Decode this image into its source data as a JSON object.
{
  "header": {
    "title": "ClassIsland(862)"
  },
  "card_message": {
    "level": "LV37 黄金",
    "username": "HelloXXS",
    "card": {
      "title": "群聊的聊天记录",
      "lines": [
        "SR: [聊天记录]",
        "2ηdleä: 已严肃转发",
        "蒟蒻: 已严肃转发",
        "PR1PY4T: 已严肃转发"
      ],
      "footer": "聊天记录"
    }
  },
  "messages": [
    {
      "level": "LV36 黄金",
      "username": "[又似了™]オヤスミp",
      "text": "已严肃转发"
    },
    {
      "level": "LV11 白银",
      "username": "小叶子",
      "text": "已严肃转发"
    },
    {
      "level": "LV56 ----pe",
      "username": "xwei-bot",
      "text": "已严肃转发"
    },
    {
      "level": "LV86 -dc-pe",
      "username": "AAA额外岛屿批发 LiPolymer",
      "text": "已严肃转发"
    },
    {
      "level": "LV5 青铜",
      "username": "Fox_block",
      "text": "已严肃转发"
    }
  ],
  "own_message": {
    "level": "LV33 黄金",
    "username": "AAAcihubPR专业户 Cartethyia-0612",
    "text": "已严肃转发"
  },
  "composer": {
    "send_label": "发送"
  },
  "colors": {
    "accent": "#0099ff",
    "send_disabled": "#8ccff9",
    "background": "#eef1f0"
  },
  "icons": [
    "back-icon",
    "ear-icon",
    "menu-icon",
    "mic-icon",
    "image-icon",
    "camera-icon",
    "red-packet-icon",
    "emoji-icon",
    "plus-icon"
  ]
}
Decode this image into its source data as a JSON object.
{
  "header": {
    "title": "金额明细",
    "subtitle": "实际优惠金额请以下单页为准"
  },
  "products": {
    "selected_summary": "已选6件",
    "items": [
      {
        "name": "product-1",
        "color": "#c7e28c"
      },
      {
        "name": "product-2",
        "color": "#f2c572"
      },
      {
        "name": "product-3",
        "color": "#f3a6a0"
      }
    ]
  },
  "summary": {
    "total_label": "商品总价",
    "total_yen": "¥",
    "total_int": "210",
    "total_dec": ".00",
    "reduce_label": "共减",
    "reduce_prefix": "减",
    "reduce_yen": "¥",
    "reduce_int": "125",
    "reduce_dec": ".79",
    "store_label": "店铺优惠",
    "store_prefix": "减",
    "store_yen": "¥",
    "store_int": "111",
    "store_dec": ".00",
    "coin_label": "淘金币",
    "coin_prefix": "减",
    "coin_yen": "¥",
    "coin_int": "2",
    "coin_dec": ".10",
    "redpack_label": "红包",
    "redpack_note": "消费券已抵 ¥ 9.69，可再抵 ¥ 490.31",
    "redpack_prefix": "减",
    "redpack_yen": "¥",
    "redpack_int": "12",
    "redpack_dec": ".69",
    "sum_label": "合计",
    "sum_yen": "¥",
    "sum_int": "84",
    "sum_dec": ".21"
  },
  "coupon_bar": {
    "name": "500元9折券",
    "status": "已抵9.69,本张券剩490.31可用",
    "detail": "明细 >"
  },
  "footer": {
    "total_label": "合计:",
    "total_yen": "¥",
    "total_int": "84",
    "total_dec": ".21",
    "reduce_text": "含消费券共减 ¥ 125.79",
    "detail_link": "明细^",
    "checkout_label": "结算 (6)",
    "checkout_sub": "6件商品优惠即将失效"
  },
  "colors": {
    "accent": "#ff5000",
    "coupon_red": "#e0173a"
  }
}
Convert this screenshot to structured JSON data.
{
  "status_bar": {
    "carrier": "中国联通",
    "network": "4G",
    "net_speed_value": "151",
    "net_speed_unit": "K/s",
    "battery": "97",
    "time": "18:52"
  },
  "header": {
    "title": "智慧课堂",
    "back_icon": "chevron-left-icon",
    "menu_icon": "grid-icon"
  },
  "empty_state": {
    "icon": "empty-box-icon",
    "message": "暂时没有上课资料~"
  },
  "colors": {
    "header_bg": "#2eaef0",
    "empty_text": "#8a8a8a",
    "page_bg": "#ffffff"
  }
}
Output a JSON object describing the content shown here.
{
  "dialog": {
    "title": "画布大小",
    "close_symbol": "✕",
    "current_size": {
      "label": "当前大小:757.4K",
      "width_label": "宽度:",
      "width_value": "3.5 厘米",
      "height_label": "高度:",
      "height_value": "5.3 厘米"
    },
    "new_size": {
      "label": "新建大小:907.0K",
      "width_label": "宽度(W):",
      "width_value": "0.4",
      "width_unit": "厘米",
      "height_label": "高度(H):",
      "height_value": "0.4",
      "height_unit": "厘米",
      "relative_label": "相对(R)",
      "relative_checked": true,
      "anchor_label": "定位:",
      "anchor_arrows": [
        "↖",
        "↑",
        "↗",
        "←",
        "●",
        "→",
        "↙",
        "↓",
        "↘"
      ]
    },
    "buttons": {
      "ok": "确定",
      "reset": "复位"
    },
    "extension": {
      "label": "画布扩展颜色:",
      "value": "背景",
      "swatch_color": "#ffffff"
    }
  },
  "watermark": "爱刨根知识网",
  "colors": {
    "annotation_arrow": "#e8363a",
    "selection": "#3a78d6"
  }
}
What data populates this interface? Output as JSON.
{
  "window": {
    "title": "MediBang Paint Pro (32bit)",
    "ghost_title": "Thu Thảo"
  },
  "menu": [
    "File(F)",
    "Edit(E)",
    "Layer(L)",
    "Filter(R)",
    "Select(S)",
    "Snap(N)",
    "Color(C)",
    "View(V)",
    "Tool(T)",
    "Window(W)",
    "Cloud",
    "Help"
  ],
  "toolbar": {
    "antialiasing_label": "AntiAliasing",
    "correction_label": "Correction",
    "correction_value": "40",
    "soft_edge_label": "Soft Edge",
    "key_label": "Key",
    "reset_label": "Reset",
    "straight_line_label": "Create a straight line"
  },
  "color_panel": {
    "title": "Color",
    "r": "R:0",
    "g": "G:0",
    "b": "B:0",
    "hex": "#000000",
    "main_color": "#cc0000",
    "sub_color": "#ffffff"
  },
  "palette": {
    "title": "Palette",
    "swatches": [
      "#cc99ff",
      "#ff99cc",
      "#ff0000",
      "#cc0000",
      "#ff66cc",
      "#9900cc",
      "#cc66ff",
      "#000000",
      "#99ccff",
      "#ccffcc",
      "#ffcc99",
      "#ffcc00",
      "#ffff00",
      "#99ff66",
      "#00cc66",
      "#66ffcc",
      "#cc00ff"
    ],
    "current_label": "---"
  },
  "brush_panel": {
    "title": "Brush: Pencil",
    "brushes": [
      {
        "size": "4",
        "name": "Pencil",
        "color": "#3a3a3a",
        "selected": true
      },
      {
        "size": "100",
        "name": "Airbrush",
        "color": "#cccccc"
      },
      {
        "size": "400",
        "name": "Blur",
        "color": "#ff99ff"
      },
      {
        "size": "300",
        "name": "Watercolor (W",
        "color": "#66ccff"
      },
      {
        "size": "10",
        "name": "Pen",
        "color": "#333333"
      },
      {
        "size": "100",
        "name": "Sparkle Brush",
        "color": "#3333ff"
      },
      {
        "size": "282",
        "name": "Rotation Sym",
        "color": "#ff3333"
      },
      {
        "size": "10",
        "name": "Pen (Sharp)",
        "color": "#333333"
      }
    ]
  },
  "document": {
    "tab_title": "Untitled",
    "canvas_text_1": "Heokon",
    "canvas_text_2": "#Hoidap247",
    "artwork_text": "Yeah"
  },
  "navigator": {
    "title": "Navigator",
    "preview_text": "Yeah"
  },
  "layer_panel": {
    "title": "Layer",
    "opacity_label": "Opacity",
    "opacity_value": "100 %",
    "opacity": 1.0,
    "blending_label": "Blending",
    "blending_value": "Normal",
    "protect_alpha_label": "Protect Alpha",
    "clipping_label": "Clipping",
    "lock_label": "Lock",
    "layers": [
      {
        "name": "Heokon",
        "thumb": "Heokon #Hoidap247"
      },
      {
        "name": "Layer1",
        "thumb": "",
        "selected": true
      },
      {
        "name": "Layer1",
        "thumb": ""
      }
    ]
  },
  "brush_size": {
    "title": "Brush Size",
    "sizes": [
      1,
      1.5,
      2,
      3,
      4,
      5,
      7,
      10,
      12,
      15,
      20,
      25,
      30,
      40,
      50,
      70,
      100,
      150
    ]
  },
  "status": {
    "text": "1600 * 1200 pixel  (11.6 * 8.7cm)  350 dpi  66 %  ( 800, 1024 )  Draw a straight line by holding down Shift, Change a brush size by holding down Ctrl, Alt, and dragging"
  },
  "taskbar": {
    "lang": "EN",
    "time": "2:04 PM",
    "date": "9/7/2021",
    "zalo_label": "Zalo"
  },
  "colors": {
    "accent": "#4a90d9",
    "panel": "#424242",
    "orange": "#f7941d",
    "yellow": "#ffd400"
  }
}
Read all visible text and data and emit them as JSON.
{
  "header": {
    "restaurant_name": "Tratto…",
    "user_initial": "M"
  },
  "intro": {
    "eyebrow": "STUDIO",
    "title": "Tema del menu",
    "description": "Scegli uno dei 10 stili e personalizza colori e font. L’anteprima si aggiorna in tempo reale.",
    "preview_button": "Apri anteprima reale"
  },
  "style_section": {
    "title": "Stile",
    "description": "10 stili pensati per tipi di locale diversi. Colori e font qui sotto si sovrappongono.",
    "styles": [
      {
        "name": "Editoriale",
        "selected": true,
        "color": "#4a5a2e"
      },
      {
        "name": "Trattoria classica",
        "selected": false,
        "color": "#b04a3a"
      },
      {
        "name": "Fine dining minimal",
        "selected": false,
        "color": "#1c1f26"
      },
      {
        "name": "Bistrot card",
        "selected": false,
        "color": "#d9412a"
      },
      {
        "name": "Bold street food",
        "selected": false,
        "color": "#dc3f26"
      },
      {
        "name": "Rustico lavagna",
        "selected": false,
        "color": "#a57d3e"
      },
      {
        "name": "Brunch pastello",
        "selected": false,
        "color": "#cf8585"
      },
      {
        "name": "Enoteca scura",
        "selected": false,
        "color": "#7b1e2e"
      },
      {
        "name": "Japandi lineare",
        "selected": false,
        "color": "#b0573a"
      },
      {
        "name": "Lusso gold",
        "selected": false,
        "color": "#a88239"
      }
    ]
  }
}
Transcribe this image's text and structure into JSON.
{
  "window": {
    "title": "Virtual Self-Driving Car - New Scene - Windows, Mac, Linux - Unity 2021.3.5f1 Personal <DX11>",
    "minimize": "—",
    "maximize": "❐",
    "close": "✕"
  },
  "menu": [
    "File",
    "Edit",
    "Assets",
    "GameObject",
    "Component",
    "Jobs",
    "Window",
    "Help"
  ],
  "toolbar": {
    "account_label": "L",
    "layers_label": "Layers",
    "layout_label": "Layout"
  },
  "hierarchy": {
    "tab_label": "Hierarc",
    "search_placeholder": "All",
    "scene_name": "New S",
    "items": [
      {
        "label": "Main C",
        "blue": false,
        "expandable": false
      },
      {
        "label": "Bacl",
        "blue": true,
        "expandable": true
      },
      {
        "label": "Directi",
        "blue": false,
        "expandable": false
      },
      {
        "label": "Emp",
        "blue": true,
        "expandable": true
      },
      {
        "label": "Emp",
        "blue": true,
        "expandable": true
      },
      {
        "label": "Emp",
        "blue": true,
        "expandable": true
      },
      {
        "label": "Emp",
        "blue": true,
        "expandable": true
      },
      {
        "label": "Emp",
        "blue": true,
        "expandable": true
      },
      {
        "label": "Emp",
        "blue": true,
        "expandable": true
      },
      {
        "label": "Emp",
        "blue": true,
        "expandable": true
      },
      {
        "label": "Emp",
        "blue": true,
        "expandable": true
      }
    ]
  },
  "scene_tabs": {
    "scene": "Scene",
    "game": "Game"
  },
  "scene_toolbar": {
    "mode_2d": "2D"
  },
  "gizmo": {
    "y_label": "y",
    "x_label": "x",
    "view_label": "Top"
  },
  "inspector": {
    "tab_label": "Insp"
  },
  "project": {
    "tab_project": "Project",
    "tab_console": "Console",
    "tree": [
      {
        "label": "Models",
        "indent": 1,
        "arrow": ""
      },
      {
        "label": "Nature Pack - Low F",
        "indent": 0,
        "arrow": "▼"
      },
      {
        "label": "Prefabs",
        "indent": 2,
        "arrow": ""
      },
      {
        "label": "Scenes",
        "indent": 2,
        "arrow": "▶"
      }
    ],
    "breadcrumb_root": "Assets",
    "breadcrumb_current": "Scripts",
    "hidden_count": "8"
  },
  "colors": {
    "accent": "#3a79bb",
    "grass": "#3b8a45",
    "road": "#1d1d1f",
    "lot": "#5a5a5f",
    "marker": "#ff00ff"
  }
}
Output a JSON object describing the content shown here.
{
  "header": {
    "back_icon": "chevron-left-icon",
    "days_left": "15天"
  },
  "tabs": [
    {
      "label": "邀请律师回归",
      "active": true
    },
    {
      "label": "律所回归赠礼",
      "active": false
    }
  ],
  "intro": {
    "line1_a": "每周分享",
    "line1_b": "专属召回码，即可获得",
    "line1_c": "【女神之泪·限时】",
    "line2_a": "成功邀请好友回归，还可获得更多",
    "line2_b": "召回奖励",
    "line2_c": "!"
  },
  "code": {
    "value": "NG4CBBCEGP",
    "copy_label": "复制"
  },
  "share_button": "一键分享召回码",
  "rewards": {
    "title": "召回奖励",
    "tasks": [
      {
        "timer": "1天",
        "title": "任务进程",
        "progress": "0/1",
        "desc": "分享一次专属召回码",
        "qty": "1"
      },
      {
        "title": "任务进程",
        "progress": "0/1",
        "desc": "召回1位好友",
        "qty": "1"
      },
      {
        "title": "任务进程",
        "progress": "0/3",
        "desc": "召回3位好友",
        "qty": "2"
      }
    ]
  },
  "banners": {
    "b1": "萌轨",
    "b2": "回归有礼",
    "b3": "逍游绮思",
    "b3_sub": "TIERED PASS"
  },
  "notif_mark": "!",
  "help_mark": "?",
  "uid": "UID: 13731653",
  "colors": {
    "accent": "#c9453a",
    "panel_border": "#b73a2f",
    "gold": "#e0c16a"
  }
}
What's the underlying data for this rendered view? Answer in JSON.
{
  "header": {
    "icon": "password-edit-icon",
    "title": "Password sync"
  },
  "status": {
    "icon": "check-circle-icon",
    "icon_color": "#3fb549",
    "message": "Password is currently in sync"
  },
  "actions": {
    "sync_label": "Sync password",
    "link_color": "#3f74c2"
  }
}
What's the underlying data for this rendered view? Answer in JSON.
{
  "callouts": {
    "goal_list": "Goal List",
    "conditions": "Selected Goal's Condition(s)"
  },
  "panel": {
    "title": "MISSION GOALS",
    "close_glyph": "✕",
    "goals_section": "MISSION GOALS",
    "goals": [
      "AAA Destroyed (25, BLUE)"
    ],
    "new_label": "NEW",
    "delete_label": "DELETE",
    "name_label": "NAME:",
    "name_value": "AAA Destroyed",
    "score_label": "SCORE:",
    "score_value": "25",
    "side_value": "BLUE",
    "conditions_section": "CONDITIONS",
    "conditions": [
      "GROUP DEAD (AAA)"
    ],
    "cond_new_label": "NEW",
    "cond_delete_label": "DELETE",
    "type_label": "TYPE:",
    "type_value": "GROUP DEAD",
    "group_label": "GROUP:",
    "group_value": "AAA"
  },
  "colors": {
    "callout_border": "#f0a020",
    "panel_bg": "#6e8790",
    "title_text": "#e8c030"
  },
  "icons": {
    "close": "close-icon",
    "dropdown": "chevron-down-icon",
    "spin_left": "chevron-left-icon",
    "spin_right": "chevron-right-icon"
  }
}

* [Task description]
From the listing, copy each line containing the word "JSON".

* [Answer below]
Decode this image into its source data as a JSON object.
Decode this image into its source data as a JSON object.
Convert this screenshot to structured JSON data.
Output a JSON object describing the content shown here.
What data populates this interface? Output as JSON.
Read all visible text and data and emit them as JSON.
Transcribe this image's text and structure into JSON.
Output a JSON object describing the content shown here.
What's the underlying data for this rendered view? Answer in JSON.
What's the underlying data for this rendered view? Answer in JSON.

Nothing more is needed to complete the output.